# Task to carry out
Gather from the listing below each line that includes the word "délit", and copy it.
start Extracted information
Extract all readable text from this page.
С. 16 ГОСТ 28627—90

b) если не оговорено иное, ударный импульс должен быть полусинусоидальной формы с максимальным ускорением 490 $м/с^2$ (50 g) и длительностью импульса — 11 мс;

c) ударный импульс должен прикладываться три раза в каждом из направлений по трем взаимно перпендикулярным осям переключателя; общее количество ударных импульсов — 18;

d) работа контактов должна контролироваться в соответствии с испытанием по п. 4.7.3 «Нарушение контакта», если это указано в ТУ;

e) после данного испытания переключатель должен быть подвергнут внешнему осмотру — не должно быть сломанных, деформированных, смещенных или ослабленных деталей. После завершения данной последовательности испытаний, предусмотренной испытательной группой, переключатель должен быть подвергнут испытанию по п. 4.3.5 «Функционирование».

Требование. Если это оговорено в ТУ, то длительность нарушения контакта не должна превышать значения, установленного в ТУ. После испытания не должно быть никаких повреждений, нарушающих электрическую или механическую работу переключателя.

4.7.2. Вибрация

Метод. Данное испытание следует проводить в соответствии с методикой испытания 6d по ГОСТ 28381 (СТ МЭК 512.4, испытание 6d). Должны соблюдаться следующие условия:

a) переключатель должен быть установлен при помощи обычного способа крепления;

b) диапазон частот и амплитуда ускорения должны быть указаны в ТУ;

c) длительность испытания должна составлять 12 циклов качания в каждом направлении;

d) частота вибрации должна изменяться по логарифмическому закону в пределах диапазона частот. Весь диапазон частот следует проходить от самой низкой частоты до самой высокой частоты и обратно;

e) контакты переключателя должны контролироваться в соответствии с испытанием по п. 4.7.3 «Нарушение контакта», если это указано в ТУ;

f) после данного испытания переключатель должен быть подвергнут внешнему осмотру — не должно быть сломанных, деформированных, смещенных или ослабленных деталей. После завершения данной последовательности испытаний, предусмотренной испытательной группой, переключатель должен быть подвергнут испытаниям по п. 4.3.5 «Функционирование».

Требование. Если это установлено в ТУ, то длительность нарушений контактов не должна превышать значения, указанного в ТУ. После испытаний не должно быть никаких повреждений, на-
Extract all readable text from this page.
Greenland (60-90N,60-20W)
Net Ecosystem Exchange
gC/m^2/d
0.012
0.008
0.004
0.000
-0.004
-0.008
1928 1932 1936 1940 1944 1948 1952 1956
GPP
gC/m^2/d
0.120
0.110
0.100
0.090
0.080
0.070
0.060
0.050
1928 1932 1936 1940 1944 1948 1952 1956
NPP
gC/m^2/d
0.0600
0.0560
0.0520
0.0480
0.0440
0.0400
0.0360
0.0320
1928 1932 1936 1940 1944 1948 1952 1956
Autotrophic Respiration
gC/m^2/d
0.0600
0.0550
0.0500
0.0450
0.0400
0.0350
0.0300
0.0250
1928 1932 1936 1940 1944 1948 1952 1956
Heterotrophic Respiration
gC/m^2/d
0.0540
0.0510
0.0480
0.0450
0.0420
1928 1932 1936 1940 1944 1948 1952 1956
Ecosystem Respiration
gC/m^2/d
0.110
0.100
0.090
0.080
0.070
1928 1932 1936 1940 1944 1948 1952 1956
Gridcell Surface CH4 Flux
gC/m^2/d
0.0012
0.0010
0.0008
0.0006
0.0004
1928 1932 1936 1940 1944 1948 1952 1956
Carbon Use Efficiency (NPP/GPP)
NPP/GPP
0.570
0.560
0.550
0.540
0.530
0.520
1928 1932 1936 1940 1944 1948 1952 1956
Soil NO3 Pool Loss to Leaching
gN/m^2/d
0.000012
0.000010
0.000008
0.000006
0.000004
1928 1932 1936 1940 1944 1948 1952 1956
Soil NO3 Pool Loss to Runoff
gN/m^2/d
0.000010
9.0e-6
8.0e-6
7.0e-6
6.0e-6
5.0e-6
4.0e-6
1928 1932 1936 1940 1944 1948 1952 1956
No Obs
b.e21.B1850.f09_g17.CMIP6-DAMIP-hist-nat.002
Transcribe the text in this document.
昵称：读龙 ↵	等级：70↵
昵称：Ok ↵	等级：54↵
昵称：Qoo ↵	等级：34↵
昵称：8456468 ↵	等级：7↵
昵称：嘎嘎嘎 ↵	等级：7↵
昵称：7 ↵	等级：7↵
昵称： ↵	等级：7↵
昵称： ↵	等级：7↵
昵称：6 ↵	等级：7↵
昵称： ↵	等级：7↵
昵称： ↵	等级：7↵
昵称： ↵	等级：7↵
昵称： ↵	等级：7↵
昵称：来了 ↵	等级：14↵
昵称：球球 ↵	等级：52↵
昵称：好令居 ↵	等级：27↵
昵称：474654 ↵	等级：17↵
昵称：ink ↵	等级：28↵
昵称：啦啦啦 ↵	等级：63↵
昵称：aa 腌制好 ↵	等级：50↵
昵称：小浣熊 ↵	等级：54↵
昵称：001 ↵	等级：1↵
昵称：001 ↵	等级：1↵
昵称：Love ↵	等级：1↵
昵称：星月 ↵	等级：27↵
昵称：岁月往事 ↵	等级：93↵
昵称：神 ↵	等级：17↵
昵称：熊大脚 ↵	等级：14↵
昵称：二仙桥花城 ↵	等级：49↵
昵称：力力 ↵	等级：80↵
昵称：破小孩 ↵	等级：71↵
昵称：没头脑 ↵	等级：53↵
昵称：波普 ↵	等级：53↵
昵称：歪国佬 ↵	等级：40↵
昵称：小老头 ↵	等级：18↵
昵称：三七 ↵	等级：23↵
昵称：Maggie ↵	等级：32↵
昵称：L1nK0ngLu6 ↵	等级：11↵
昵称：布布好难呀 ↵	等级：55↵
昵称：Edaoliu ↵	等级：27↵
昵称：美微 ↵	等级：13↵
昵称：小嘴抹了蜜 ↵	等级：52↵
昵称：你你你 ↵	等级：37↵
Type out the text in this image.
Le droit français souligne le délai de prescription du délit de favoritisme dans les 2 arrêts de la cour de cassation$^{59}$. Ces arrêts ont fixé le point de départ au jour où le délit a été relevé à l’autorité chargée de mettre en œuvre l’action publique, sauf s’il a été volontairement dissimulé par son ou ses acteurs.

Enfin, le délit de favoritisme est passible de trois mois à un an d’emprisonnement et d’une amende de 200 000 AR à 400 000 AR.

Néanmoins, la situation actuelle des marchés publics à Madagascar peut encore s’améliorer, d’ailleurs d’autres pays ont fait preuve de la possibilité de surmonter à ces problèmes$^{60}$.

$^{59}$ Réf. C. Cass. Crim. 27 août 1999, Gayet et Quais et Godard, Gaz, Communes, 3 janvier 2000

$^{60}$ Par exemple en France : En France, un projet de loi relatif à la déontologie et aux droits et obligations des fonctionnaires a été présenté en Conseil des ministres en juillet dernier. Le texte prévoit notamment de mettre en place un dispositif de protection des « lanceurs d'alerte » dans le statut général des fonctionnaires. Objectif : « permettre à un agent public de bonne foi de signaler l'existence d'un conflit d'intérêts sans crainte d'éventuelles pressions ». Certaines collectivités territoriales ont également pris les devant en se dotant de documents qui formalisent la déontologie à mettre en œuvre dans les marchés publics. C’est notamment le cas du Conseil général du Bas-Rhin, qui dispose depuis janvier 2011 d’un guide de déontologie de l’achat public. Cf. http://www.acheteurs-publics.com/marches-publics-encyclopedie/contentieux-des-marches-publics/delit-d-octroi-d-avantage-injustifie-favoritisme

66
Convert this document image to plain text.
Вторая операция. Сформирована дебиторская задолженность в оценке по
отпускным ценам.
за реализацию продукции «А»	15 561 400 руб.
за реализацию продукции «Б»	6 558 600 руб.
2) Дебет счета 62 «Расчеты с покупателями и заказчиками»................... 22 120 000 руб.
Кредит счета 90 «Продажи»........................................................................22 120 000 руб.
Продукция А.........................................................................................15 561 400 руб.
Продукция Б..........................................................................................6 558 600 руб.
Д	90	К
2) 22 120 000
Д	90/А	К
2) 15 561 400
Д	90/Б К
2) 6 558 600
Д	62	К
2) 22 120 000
end Extracted information
# Result of the task
Le droit français souligne le délai de prescription du délit de favoritisme dans les 2 arrêts de la cour de cassation$^{59}$. Ces arrêts ont fixé le point de départ au jour où le délit a été relevé à l’autorité chargée de mettre en œuvre l’action publique, sauf s’il a été volontairement dissimulé par son ou ses acteurs.
Enfin, le délit de favoritisme est passible de trois mois à un an d’emprisonnement et d’une amende de 200 000 AR à 400 000 AR.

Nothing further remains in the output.